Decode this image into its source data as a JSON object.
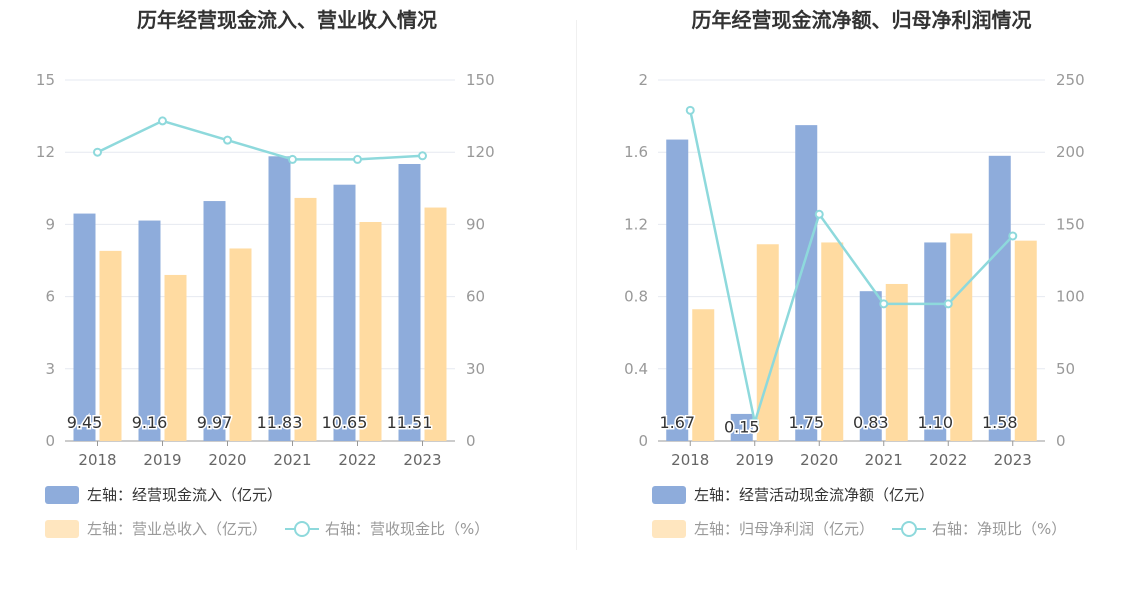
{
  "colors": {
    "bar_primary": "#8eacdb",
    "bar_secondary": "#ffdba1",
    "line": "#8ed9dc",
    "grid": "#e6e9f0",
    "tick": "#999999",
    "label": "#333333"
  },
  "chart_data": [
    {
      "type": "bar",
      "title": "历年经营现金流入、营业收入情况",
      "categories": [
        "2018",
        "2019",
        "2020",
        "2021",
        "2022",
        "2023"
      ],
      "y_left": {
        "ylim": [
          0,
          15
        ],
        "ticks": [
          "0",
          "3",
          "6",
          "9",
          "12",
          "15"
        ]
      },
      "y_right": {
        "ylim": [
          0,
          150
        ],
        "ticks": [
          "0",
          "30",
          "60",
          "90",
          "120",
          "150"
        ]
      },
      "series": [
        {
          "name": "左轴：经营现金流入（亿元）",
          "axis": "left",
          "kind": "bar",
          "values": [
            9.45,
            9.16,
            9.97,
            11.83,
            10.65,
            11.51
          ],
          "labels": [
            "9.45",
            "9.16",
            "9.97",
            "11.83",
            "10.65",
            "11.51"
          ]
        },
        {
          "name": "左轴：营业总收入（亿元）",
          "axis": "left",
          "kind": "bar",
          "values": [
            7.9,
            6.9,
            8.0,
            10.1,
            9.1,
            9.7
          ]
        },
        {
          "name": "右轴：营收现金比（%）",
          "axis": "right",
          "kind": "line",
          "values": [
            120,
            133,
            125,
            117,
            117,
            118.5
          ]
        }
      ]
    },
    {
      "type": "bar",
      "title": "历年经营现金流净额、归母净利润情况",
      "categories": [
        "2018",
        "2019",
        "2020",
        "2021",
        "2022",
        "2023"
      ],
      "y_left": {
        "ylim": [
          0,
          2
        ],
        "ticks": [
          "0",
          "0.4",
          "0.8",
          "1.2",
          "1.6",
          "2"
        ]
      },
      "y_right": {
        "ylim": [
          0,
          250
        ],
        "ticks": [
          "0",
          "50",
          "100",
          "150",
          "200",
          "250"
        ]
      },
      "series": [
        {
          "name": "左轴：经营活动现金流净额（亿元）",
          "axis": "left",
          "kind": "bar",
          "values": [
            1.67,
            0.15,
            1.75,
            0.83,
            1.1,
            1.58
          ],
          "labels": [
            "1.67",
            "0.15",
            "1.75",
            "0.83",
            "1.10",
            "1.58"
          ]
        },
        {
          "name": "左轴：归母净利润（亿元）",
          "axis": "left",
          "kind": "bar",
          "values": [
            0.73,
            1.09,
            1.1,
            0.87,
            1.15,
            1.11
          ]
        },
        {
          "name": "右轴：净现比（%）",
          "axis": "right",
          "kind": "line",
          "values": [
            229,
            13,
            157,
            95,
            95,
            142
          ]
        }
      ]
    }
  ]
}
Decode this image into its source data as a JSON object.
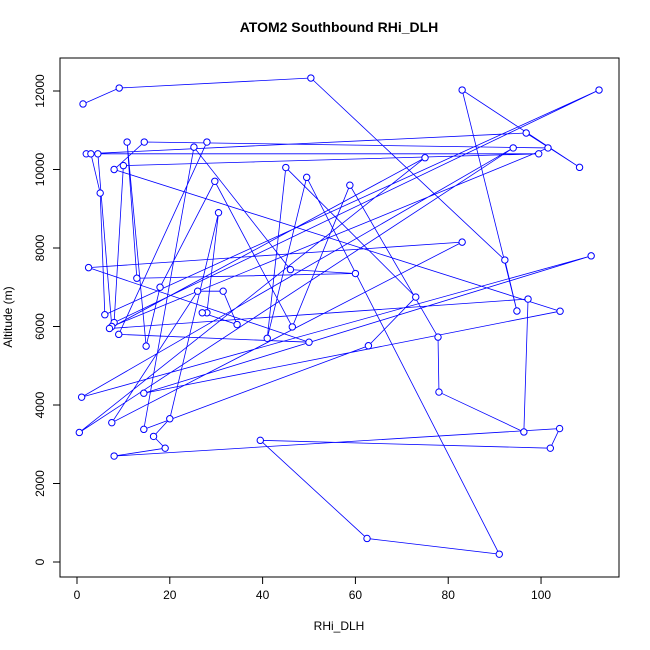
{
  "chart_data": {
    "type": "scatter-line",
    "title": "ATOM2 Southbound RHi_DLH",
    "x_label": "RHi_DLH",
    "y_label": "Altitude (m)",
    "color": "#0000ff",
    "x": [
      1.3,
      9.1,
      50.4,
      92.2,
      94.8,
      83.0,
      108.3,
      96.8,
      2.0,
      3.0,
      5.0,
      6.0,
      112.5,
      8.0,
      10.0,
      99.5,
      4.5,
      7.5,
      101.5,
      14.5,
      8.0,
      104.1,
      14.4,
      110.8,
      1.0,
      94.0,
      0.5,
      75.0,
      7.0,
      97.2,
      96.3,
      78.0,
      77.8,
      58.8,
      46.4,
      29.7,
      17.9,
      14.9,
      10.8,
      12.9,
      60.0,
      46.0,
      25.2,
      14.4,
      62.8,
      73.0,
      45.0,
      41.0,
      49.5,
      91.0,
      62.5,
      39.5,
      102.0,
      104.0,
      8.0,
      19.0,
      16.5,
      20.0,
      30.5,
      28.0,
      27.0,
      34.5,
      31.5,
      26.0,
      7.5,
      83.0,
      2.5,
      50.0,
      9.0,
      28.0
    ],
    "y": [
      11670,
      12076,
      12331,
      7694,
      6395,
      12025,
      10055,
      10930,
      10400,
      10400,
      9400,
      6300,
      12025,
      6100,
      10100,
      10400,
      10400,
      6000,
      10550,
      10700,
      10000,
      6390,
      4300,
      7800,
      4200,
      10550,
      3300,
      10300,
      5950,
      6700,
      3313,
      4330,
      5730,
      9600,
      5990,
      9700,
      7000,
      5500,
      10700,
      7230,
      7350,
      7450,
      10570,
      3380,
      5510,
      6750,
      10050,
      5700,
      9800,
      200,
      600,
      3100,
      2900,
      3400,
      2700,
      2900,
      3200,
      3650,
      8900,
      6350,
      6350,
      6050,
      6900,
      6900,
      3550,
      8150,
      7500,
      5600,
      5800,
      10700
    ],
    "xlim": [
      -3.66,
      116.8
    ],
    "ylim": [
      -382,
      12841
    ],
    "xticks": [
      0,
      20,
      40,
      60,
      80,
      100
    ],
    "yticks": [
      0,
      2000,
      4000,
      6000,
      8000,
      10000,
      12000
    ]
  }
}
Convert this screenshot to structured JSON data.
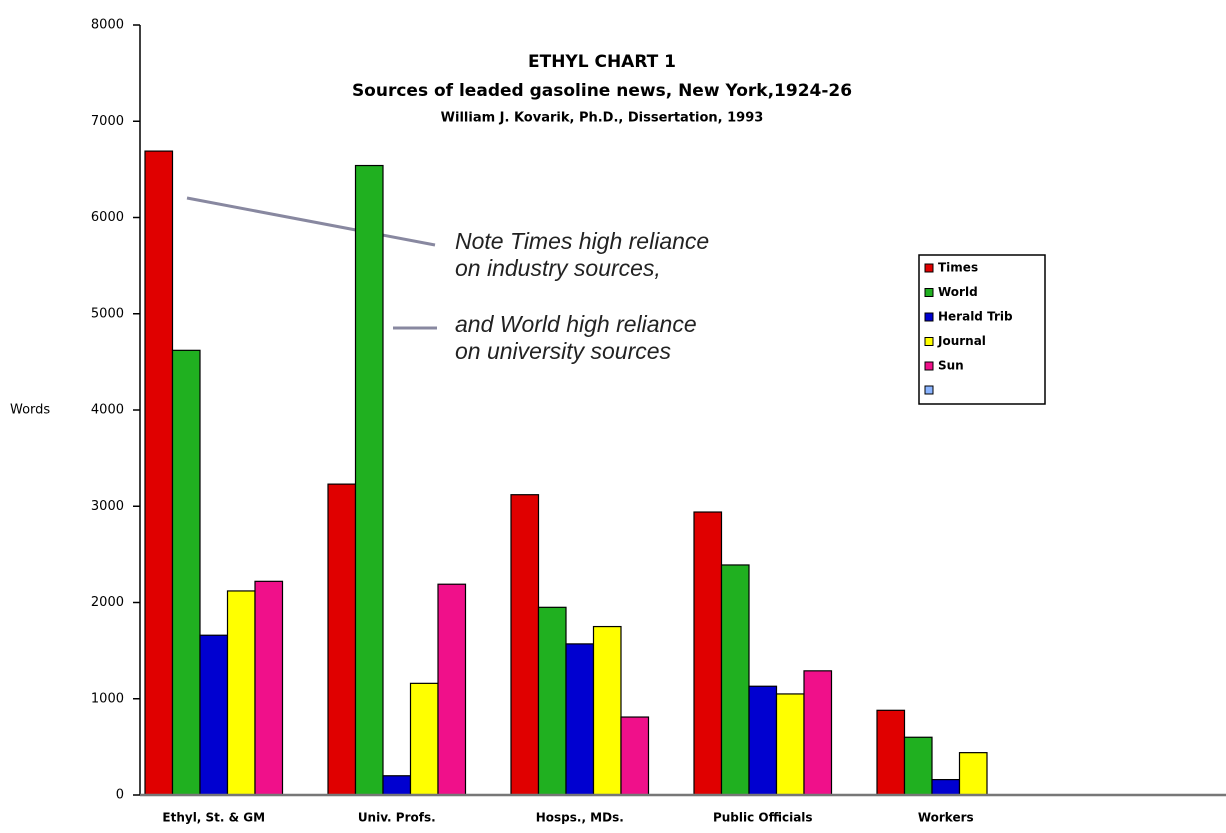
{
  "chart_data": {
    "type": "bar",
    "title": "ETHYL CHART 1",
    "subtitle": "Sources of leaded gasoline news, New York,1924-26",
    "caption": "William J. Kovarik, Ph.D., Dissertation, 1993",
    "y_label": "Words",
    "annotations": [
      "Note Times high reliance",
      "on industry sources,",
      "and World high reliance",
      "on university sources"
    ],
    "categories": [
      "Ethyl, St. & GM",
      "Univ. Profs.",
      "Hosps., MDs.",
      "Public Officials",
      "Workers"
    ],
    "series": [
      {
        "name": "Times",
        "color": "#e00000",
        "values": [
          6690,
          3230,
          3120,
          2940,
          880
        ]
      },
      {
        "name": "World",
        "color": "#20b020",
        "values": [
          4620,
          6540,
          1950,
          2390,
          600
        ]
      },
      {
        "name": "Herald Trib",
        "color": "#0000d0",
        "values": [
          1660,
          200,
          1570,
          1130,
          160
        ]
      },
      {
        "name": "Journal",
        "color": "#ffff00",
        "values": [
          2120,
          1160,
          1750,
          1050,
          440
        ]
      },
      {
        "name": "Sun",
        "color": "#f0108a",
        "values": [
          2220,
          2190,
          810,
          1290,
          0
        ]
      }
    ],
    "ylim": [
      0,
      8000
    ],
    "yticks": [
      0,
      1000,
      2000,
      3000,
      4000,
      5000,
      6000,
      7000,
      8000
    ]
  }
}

════

Requirement:
Each record must be quoted in full and exactly. Do not include the pictures.

Solution to this exercise:
Decode this image into its source data as a JSON object.
{
  "colors": {
    "bar_primary": "#8eacdb",
    "bar_secondary": "#ffdba1",
    "line": "#8ed9dc",
    "grid": "#e6e9f0",
    "tick": "#999999",
    "label": "#333333"
  },
  "chart_data": [
    {
      "type": "bar",
      "title": "历年经营现金流入、营业收入情况",
      "categories": [
        "2018",
        "2019",
        "2020",
        "2021",
        "2022",
        "2023"
      ],
      "y_left": {
        "ylim": [
          0,
          15
        ],
        "ticks": [
          "0",
          "3",
          "6",
          "9",
          "12",
          "15"
        ]
      },
      "y_right": {
        "ylim": [
          0,
          150
        ],
        "ticks": [
          "0",
          "30",
          "60",
          "90",
          "120",
          "150"
        ]
      },
      "series": [
        {
          "name": "左轴：经营现金流入（亿元）",
          "axis": "left",
          "kind": "bar",
          "values": [
            9.45,
            9.16,
            9.97,
            11.83,
            10.65,
            11.51
          ],
          "labels": [
            "9.45",
            "9.16",
            "9.97",
            "11.83",
            "10.65",
            "11.51"
          ]
        },
        {
          "name": "左轴：营业总收入（亿元）",
          "axis": "left",
          "kind": "bar",
          "values": [
            7.9,
            6.9,
            8.0,
            10.1,
            9.1,
            9.7
          ]
        },
        {
          "name": "右轴：营收现金比（%）",
          "axis": "right",
          "kind": "line",
          "values": [
            120,
            133,
            125,
            117,
            117,
            118.5
          ]
        }
      ]
    },
    {
      "type": "bar",
      "title": "历年经营现金流净额、归母净利润情况",
      "categories": [
        "2018",
        "2019",
        "2020",
        "2021",
        "2022",
        "2023"
      ],
      "y_left": {
        "ylim": [
          0,
          2
        ],
        "ticks": [
          "0",
          "0.4",
          "0.8",
          "1.2",
          "1.6",
          "2"
        ]
      },
      "y_right": {
        "ylim": [
          0,
          250
        ],
        "ticks": [
          "0",
          "50",
          "100",
          "150",
          "200",
          "250"
        ]
      },
      "series": [
        {
          "name": "左轴：经营活动现金流净额（亿元）",
          "axis": "left",
          "kind": "bar",
          "values": [
            1.67,
            0.15,
            1.75,
            0.83,
            1.1,
            1.58
          ],
          "labels": [
            "1.67",
            "0.15",
            "1.75",
            "0.83",
            "1.10",
            "1.58"
          ]
        },
        {
          "name": "左轴：归母净利润（亿元）",
          "axis": "left",
          "kind": "bar",
          "values": [
            0.73,
            1.09,
            1.1,
            0.87,
            1.15,
            1.11
          ]
        },
        {
          "name": "右轴：净现比（%）",
          "axis": "right",
          "kind": "line",
          "values": [
            229,
            13,
            157,
            95,
            95,
            142
          ]
        }
      ]
    }
  ]
}
Decode this image into its source data as a JSON object.
{
  "chart_data": {
    "type": "scatter-line",
    "title": "ATOM2 Southbound RHi_DLH",
    "x_label": "RHi_DLH",
    "y_label": "Altitude (m)",
    "color": "#0000ff",
    "x": [
      1.3,
      9.1,
      50.4,
      92.2,
      94.8,
      83.0,
      108.3,
      96.8,
      2.0,
      3.0,
      5.0,
      6.0,
      112.5,
      8.0,
      10.0,
      99.5,
      4.5,
      7.5,
      101.5,
      14.5,
      8.0,
      104.1,
      14.4,
      110.8,
      1.0,
      94.0,
      0.5,
      75.0,
      7.0,
      97.2,
      96.3,
      78.0,
      77.8,
      58.8,
      46.4,
      29.7,
      17.9,
      14.9,
      10.8,
      12.9,
      60.0,
      46.0,
      25.2,
      14.4,
      62.8,
      73.0,
      45.0,
      41.0,
      49.5,
      91.0,
      62.5,
      39.5,
      102.0,
      104.0,
      8.0,
      19.0,
      16.5,
      20.0,
      30.5,
      28.0,
      27.0,
      34.5,
      31.5,
      26.0,
      7.5,
      83.0,
      2.5,
      50.0,
      9.0,
      28.0
    ],
    "y": [
      11670,
      12076,
      12331,
      7694,
      6395,
      12025,
      10055,
      10930,
      10400,
      10400,
      9400,
      6300,
      12025,
      6100,
      10100,
      10400,
      10400,
      6000,
      10550,
      10700,
      10000,
      6390,
      4300,
      7800,
      4200,
      10550,
      3300,
      10300,
      5950,
      6700,
      3313,
      4330,
      5730,
      9600,
      5990,
      9700,
      7000,
      5500,
      10700,
      7230,
      7350,
      7450,
      10570,
      3380,
      5510,
      6750,
      10050,
      5700,
      9800,
      200,
      600,
      3100,
      2900,
      3400,
      2700,
      2900,
      3200,
      3650,
      8900,
      6350,
      6350,
      6050,
      6900,
      6900,
      3550,
      8150,
      7500,
      5600,
      5800,
      10700
    ],
    "xlim": [
      -3.66,
      116.8
    ],
    "ylim": [
      -382,
      12841
    ],
    "xticks": [
      0,
      20,
      40,
      60,
      80,
      100
    ],
    "yticks": [
      0,
      2000,
      4000,
      6000,
      8000,
      10000,
      12000
    ]
  }
}
Convert this screenshot to structured JSON data.
{
  "chart_data": {
    "type": "bar",
    "title": "ETHYL CHART 1",
    "subtitle": "Sources of leaded gasoline news, New York,1924-26",
    "caption": "William J. Kovarik, Ph.D., Dissertation, 1993",
    "y_label": "Words",
    "annotations": [
      "Note Times high reliance",
      "on industry sources,",
      "and World high reliance",
      "on university sources"
    ],
    "categories": [
      "Ethyl, St. & GM",
      "Univ. Profs.",
      "Hosps., MDs.",
      "Public Officials",
      "Workers"
    ],
    "series": [
      {
        "name": "Times",
        "color": "#e00000",
        "values": [
          6690,
          3230,
          3120,
          2940,
          880
        ]
      },
      {
        "name": "World",
        "color": "#20b020",
        "values": [
          4620,
          6540,
          1950,
          2390,
          600
        ]
      },
      {
        "name": "Herald Trib",
        "color": "#0000d0",
        "values": [
          1660,
          200,
          1570,
          1130,
          160
        ]
      },
      {
        "name": "Journal",
        "color": "#ffff00",
        "values": [
          2120,
          1160,
          1750,
          1050,
          440
        ]
      },
      {
        "name": "Sun",
        "color": "#f0108a",
        "values": [
          2220,
          2190,
          810,
          1290,
          0
        ]
      }
    ],
    "ylim": [
      0,
      8000
    ],
    "yticks": [
      0,
      1000,
      2000,
      3000,
      4000,
      5000,
      6000,
      7000,
      8000
    ]
  }
}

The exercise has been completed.